**** DATA ROWS ****

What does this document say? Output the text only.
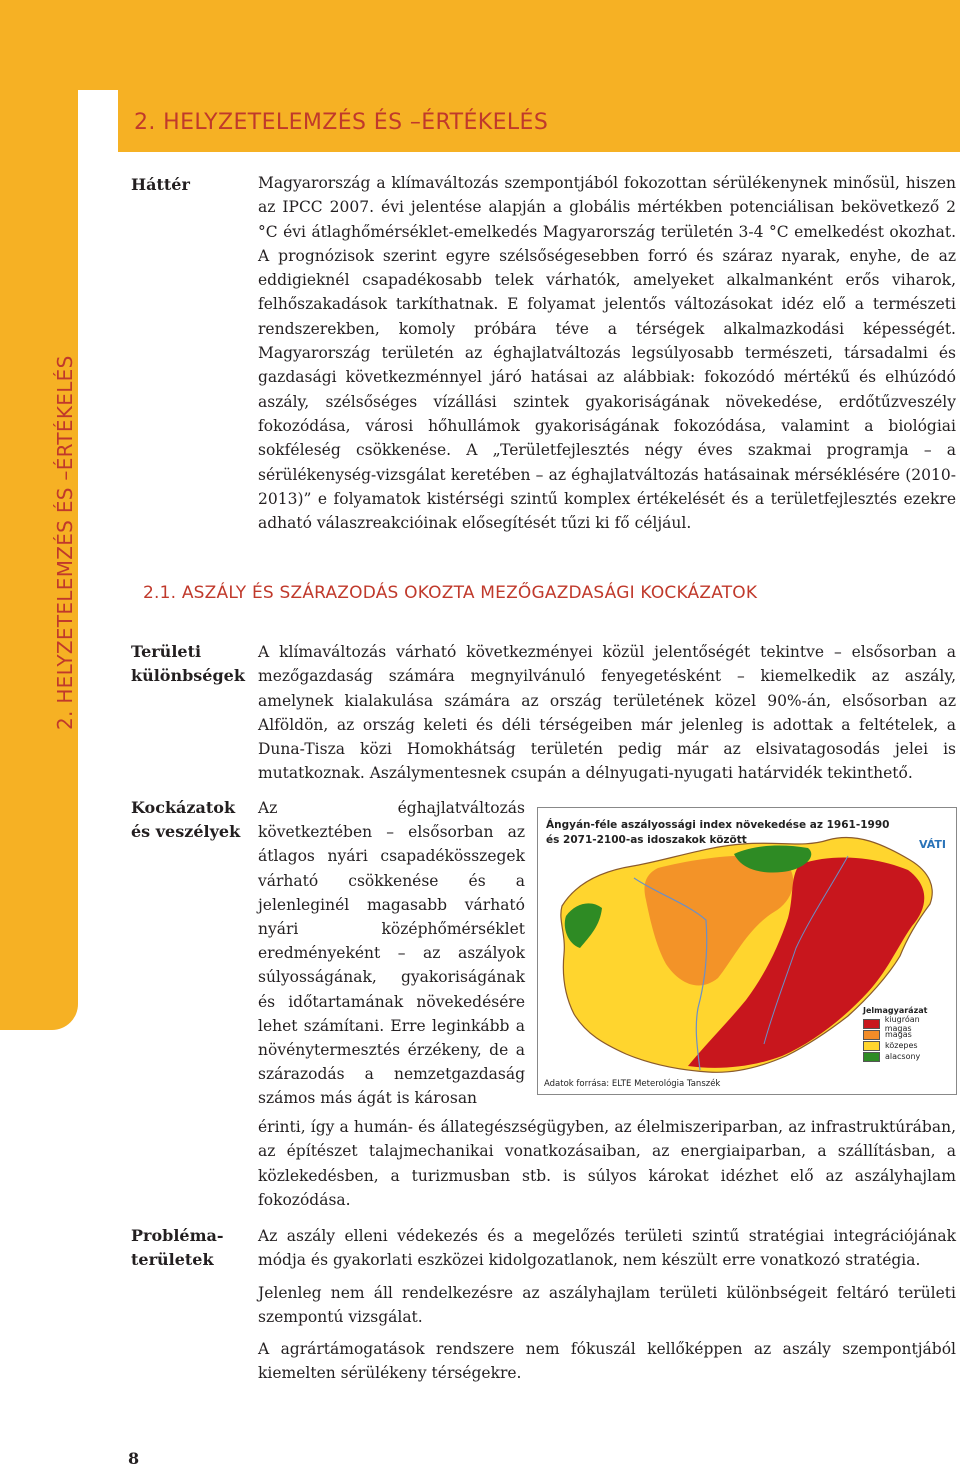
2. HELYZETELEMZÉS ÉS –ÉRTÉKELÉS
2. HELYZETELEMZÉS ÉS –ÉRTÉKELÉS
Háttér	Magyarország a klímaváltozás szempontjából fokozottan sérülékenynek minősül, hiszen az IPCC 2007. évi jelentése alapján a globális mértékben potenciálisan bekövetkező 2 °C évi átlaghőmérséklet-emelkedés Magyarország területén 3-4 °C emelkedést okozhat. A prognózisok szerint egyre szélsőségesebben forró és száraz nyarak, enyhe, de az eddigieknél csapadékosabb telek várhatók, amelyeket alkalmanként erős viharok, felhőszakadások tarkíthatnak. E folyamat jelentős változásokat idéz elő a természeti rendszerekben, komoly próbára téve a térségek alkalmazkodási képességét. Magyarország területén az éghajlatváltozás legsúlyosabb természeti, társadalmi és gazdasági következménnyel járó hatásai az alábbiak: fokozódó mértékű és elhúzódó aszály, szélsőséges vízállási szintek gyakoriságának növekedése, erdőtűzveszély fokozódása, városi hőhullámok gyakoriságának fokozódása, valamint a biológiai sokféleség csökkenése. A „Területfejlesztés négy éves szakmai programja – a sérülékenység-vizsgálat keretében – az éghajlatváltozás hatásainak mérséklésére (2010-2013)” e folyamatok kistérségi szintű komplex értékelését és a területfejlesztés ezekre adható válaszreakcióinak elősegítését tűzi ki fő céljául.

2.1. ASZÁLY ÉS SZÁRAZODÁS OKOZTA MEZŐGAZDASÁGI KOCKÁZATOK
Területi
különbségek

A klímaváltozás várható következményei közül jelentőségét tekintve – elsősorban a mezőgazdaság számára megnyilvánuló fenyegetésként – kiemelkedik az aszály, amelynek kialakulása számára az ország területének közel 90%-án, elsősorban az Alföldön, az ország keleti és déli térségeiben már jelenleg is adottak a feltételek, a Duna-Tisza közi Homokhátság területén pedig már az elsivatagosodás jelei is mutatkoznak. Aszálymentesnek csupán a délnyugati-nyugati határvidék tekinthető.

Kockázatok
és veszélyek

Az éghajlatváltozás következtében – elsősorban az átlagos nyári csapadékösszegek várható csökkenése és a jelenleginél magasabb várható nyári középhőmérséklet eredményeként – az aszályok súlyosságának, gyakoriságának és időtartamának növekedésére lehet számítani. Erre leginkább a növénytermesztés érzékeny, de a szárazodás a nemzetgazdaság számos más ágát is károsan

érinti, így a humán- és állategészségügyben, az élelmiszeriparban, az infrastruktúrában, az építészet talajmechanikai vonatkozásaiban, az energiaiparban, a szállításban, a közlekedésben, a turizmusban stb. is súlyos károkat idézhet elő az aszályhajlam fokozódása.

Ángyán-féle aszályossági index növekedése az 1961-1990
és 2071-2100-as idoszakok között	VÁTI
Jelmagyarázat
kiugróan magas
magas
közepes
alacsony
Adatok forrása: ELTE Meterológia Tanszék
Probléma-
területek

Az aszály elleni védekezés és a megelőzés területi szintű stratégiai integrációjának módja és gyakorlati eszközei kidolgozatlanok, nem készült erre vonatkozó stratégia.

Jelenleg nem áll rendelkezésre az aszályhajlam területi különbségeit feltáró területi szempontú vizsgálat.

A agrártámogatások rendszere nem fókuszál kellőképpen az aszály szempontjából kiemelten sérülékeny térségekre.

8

****

> [TASK BRIEF]:
Give back all entries exactly. No pictures belong in the copy.

> [RESULT FOR THIS TASK]:
What does this document say? Output the text only.
2. HELYZETELEMZÉS ÉS –ÉRTÉKELÉS
2. HELYZETELEMZÉS ÉS –ÉRTÉKELÉS
Háttér	Magyarország a klímaváltozás szempontjából fokozottan sérülékenynek minősül, hiszen az IPCC 2007. évi jelentése alapján a globális mértékben potenciálisan bekövetkező 2 °C évi átlaghőmérséklet-emelkedés Magyarország területén 3-4 °C emelkedést okozhat. A prognózisok szerint egyre szélsőségesebben forró és száraz nyarak, enyhe, de az eddigieknél csapadékosabb telek várhatók, amelyeket alkalmanként erős viharok, felhőszakadások tarkíthatnak. E folyamat jelentős változásokat idéz elő a természeti rendszerekben, komoly próbára téve a térségek alkalmazkodási képességét. Magyarország területén az éghajlatváltozás legsúlyosabb természeti, társadalmi és gazdasági következménnyel járó hatásai az alábbiak: fokozódó mértékű és elhúzódó aszály, szélsőséges vízállási szintek gyakoriságának növekedése, erdőtűzveszély fokozódása, városi hőhullámok gyakoriságának fokozódása, valamint a biológiai sokféleség csökkenése. A „Területfejlesztés négy éves szakmai programja – a sérülékenység-vizsgálat keretében – az éghajlatváltozás hatásainak mérséklésére (2010-2013)” e folyamatok kistérségi szintű komplex értékelését és a területfejlesztés ezekre adható válaszreakcióinak elősegítését tűzi ki fő céljául.

2.1. ASZÁLY ÉS SZÁRAZODÁS OKOZTA MEZŐGAZDASÁGI KOCKÁZATOK
Területi
különbségek

A klímaváltozás várható következményei közül jelentőségét tekintve – elsősorban a mezőgazdaság számára megnyilvánuló fenyegetésként – kiemelkedik az aszály, amelynek kialakulása számára az ország területének közel 90%-án, elsősorban az Alföldön, az ország keleti és déli térségeiben már jelenleg is adottak a feltételek, a Duna-Tisza közi Homokhátság területén pedig már az elsivatagosodás jelei is mutatkoznak. Aszálymentesnek csupán a délnyugati-nyugati határvidék tekinthető.

Kockázatok
és veszélyek

Az éghajlatváltozás következtében – elsősorban az átlagos nyári csapadékösszegek várható csökkenése és a jelenleginél magasabb várható nyári középhőmérséklet eredményeként – az aszályok súlyosságának, gyakoriságának és időtartamának növekedésére lehet számítani. Erre leginkább a növénytermesztés érzékeny, de a szárazodás a nemzetgazdaság számos más ágát is károsan

érinti, így a humán- és állategészségügyben, az élelmiszeriparban, az infrastruktúrában, az építészet talajmechanikai vonatkozásaiban, az energiaiparban, a szállításban, a közlekedésben, a turizmusban stb. is súlyos károkat idézhet elő az aszályhajlam fokozódása.

Ángyán-féle aszályossági index növekedése az 1961-1990
és 2071-2100-as idoszakok között	VÁTI
Jelmagyarázat
kiugróan magas
magas
közepes
alacsony
Adatok forrása: ELTE Meterológia Tanszék
Probléma-
területek

Az aszály elleni védekezés és a megelőzés területi szintű stratégiai integrációjának módja és gyakorlati eszközei kidolgozatlanok, nem készült erre vonatkozó stratégia.

Jelenleg nem áll rendelkezésre az aszályhajlam területi különbségeit feltáró területi szempontú vizsgálat.

A agrártámogatások rendszere nem fókuszál kellőképpen az aszály szempontjából kiemelten sérülékeny térségekre.

8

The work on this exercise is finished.